Texte donné
Épisode précédent : Dans la vapeur blanche des jours sans vent (Carnet de voyage en Turquie – 28 juillet) : La Süleymaniye et Üsküdar
Bulletin météo de la journée (dimanche) :
- 10h00 : 36.5°C / humidité : 46% / vent 22 km/h
- 14h00 : 37.8°C / humidité : 48% / vent 22 km/h
- 22h00 : 34.8°C / humidité : 78% / vent 15 km/h
Le réveil est difficile, je fais tout pour ne pas me rendormir de peur de dépasser l’heure du petit déjeuner. Je me suis couché trop tard la veille et ce matin j’ai l’impression de ne pas être suffisamment reposé. Mes pieds et mes mollets me font souffrir à cause de ces maudites rues en pente, mais il faut repartir.
Je prends sur internet les renseignements nécessaires pour prendre le bus jusqu’à l’église de Saint-Sauveur-in-Chora qui se trouve dans un quartier reculé, mais je me rends compte qu’il n’existe aucun moyen de lire un plan de bus fiable dans cette ville. Le site internet (IETT) propose de noter votre destination dans les choix de recherche et il vous balance toute une liste de numéros de bus à prendre pour regagner votre destination, mais ne vous dit rien de plus, à part des horaires. Ça, c’est pour la théorie. En pratique, c’est pire, mais c’est sans compter sur l’extrême serviabilité des Turcs. Je cherche le chemin qui me semble le plus simple, qui serait de passer par Eyüp que je rejoindrais par le vapur, puis il me semble qu’un bus permet de rejoindre la Kariye Kilisesi, par la ligne 39b depuis Teleferik jusqu’à Edirnekapı. 13 minutes, 10 arrêts, en principe. Je suis obligé de compter le nombre d’arrêts indiqués par le site, mais je dois avouer que cette logique me dépasse complètement et je désespère de pouvoir rejoindre la Kariye par un moyen simple.

Consigne 1
Selon le bulletin météo du carnet de voyage, quelle température faisait-il à 14h00 ?
Les données qui suivent n'ont aucun rapport avec le carnet de voyage.

Données fournies
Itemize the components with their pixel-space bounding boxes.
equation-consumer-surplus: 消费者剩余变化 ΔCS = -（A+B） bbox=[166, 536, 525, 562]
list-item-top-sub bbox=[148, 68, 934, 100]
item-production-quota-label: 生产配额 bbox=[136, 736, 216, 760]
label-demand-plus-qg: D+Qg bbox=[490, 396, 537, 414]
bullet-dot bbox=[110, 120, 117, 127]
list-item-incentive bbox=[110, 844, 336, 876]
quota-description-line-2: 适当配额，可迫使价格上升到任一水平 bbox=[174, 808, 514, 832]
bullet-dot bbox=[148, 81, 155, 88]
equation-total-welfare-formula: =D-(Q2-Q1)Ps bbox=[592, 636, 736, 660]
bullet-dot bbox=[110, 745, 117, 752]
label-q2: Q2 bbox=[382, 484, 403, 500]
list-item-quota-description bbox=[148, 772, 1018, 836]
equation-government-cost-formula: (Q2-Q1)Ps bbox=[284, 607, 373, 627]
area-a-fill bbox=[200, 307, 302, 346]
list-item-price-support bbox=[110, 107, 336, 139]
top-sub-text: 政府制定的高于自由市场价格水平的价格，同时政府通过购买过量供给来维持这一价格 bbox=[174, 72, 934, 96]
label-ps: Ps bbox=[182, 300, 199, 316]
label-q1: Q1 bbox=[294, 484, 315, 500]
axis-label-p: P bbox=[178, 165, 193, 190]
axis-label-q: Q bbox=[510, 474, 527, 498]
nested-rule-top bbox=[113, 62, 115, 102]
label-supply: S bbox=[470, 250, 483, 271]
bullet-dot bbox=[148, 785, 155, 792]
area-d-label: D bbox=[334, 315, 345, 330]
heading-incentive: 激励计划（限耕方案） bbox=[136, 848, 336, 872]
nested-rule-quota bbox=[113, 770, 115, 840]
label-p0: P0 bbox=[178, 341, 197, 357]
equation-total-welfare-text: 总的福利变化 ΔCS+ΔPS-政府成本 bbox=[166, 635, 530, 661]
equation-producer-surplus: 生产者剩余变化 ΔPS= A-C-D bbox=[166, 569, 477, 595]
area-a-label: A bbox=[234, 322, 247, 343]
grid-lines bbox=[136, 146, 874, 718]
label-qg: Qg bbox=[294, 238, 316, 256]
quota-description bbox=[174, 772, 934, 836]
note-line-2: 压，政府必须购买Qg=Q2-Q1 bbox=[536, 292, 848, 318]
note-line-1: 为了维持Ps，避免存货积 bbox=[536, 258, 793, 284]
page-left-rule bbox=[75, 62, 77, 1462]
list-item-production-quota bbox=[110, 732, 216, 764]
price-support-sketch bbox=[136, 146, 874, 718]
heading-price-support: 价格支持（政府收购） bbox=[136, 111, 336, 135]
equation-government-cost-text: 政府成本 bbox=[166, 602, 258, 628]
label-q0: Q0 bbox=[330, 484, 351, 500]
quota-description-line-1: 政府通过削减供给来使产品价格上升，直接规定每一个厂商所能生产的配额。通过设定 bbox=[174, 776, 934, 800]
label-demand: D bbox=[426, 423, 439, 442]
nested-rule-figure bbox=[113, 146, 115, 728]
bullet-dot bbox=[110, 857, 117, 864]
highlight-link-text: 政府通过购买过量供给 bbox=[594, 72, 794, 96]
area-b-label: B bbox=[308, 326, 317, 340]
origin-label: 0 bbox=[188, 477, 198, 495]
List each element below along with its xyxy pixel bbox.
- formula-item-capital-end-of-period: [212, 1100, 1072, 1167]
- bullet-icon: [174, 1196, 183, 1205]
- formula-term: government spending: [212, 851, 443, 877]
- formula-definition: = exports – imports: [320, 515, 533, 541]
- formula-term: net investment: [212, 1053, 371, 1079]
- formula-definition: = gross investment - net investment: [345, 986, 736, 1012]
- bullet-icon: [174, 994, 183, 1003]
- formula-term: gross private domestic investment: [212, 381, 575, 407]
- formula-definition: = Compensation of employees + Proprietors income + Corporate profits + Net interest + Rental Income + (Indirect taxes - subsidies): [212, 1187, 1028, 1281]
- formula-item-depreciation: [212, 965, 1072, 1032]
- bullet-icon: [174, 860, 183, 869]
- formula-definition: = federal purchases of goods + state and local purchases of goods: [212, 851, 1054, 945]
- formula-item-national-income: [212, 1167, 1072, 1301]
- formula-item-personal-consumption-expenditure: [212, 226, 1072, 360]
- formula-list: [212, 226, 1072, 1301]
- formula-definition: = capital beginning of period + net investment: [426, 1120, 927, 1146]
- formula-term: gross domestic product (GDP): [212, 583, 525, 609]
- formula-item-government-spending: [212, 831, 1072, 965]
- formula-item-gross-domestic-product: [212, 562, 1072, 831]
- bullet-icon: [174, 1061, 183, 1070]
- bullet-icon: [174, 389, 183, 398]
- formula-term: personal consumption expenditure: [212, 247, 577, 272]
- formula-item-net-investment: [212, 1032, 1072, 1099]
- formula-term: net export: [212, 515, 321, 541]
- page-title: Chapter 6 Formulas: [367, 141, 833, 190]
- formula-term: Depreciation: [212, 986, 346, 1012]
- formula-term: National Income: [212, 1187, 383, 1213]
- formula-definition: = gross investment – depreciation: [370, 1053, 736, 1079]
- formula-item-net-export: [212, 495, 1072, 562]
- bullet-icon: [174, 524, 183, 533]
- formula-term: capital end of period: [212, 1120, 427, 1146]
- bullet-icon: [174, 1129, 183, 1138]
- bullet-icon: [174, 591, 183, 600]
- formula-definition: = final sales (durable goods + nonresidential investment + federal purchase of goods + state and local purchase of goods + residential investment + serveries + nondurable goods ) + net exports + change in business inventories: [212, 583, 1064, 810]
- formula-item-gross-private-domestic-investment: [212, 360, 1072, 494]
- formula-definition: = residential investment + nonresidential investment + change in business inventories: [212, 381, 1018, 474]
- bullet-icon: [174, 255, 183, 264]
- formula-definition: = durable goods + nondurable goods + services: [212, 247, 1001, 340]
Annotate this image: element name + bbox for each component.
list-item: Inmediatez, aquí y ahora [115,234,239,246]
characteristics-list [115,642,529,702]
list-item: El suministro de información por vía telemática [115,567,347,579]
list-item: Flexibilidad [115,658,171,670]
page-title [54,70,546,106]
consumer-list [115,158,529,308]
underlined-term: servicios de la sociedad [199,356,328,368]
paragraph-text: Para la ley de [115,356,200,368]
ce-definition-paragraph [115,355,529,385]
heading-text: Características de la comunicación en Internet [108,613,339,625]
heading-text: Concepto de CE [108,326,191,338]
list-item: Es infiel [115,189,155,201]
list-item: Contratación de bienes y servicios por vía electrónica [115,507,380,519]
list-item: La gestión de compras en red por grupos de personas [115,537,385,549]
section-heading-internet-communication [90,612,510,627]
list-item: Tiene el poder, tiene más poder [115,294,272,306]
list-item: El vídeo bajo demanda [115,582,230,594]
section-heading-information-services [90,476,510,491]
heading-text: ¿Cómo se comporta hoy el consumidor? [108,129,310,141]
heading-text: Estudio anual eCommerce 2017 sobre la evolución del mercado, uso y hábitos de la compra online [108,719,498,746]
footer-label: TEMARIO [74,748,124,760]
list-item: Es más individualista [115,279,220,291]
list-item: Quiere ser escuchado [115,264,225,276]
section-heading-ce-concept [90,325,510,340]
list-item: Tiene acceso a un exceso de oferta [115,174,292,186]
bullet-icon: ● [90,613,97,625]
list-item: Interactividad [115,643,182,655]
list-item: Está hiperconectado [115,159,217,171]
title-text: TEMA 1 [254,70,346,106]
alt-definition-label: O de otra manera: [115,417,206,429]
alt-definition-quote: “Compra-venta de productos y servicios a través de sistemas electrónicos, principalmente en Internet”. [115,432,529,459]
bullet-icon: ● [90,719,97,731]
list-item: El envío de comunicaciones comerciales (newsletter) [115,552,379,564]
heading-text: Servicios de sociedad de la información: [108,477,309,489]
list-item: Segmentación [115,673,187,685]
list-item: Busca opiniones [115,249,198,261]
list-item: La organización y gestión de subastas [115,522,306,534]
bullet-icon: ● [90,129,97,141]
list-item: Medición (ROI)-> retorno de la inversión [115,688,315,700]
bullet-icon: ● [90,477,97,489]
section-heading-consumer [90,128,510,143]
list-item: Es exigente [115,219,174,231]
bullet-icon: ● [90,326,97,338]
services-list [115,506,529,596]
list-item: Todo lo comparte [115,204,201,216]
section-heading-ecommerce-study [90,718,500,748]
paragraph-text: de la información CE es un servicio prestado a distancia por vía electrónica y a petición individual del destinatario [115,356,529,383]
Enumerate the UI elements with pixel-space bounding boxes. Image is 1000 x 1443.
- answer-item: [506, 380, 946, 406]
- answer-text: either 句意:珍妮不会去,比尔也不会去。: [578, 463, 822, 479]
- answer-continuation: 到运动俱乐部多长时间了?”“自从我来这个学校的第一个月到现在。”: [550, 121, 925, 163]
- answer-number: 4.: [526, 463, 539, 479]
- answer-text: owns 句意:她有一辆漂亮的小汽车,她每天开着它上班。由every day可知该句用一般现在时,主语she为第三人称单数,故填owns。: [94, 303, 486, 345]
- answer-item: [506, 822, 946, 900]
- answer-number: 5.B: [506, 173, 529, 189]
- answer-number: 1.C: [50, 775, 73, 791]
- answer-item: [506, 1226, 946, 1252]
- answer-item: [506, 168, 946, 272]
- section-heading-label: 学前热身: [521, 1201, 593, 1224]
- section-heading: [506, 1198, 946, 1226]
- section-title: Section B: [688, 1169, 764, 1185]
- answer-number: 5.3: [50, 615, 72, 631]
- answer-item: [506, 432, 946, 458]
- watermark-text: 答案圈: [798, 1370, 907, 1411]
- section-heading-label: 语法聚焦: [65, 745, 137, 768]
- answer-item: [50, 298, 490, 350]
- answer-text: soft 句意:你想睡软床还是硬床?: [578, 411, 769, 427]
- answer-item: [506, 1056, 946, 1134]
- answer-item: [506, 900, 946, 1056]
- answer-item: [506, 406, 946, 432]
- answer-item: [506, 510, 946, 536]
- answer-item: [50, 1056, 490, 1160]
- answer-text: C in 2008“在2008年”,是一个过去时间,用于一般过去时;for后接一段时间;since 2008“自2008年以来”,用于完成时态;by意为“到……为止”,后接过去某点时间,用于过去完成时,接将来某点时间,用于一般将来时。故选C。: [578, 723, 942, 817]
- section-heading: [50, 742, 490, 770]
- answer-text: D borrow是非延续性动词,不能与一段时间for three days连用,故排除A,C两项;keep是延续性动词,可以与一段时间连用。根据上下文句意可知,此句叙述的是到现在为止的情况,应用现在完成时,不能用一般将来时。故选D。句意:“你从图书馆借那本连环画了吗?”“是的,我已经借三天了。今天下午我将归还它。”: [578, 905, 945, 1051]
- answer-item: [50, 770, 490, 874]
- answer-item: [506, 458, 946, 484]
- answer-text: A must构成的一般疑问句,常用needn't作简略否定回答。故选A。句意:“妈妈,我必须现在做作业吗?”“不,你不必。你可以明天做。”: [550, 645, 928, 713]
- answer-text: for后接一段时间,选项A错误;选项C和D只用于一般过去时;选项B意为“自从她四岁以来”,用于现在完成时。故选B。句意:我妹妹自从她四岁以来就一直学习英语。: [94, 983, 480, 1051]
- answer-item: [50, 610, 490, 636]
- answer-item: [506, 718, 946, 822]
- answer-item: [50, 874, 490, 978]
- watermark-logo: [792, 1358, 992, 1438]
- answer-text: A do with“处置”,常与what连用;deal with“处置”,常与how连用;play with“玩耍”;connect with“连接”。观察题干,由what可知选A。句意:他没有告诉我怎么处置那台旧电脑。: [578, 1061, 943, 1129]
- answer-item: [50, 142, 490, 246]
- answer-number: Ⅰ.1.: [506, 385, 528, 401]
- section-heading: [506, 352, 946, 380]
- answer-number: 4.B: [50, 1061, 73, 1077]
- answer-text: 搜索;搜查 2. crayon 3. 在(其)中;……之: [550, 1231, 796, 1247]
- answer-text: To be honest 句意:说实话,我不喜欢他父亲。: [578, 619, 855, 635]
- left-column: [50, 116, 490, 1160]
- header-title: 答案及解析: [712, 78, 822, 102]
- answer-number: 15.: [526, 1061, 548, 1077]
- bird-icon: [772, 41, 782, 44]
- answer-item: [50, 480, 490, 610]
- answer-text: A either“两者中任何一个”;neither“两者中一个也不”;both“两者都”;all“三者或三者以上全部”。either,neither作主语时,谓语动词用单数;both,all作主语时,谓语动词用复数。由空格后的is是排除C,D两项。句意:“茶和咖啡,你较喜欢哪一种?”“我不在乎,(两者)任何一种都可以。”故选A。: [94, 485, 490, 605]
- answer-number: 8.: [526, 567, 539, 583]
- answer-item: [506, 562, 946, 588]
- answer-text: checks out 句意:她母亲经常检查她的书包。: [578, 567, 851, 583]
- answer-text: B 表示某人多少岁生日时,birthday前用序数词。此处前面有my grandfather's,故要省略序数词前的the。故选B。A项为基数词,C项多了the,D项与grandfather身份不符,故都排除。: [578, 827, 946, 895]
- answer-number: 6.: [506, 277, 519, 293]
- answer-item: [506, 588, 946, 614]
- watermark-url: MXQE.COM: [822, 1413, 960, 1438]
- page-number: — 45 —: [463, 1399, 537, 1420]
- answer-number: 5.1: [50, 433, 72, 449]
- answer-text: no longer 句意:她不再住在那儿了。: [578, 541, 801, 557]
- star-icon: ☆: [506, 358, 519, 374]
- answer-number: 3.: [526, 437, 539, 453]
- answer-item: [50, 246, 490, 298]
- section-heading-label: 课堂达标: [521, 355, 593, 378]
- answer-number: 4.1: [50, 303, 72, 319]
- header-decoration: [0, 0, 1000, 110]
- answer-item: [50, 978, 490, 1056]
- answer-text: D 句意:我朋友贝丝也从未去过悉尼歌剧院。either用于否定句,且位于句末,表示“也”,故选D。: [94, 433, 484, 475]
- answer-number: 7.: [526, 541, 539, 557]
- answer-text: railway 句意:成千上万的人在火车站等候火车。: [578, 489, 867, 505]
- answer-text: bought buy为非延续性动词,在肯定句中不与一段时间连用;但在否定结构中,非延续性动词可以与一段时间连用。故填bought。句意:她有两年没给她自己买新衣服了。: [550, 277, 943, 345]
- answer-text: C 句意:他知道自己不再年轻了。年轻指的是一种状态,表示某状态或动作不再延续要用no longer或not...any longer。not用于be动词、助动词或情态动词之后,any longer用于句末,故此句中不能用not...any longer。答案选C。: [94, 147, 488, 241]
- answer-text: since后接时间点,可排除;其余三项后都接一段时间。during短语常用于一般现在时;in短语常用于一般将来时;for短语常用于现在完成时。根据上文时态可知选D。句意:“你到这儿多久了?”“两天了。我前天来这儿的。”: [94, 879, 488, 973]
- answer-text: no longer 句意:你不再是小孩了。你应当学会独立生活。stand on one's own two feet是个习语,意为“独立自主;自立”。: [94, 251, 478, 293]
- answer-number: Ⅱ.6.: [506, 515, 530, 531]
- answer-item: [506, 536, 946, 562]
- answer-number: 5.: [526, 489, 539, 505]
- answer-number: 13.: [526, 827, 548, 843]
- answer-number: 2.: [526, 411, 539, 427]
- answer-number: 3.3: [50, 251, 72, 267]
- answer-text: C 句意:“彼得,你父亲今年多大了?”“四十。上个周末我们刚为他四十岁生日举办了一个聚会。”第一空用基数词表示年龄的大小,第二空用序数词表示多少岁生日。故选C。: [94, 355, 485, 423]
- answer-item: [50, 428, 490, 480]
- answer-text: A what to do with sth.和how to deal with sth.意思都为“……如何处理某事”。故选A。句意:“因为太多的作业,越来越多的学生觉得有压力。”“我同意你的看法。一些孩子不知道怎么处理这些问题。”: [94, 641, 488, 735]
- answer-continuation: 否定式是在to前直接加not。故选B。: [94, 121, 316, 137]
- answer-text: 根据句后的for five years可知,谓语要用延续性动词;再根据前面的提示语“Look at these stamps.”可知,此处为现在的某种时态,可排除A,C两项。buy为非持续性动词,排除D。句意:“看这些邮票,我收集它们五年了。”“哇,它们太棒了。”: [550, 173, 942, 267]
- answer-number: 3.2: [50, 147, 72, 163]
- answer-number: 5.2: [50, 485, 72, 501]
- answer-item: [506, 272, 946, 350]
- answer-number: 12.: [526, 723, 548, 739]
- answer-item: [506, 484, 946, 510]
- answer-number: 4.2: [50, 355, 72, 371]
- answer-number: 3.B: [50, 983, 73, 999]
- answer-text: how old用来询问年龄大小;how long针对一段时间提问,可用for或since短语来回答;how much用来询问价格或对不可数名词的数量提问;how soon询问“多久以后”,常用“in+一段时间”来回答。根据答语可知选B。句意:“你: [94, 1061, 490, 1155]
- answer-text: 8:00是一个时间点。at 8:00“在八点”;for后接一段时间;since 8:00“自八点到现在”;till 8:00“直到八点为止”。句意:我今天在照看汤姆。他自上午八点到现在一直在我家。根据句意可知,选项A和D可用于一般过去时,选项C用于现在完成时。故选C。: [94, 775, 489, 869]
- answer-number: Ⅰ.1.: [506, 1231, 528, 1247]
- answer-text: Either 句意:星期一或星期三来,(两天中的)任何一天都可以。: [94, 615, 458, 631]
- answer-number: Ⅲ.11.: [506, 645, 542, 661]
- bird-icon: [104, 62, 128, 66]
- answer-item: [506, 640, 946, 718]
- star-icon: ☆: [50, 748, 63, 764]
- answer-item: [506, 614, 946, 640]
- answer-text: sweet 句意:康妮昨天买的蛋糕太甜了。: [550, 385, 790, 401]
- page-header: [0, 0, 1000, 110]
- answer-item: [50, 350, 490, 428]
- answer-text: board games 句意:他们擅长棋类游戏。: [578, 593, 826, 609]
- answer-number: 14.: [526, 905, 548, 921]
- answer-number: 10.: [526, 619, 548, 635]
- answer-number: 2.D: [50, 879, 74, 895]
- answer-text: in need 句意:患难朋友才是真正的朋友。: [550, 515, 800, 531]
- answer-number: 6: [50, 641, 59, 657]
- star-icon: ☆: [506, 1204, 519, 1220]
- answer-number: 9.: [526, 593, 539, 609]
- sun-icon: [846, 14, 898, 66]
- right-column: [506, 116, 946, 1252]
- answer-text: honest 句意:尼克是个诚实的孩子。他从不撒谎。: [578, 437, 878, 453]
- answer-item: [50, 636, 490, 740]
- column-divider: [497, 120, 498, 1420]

Consigne 2
Recopiez s'il vous plaît les lignes des données ci-dessus, en partant de la toute première et en allant jusqu'à celle qui contient « bullet-dot bbox=[110, 120, 117, 127] », incluse.

Réponse attendue 1
37.8°C.

Réponse attendue 2
Itemize the components with their pixel-space bounding boxes.
equation-consumer-surplus: 消费者剩余变化 ΔCS = -（A+B） bbox=[166, 536, 525, 562]
list-item-top-sub bbox=[148, 68, 934, 100]
item-production-quota-label: 生产配额 bbox=[136, 736, 216, 760]
label-demand-plus-qg: D+Qg bbox=[490, 396, 537, 414]
bullet-dot bbox=[110, 120, 117, 127]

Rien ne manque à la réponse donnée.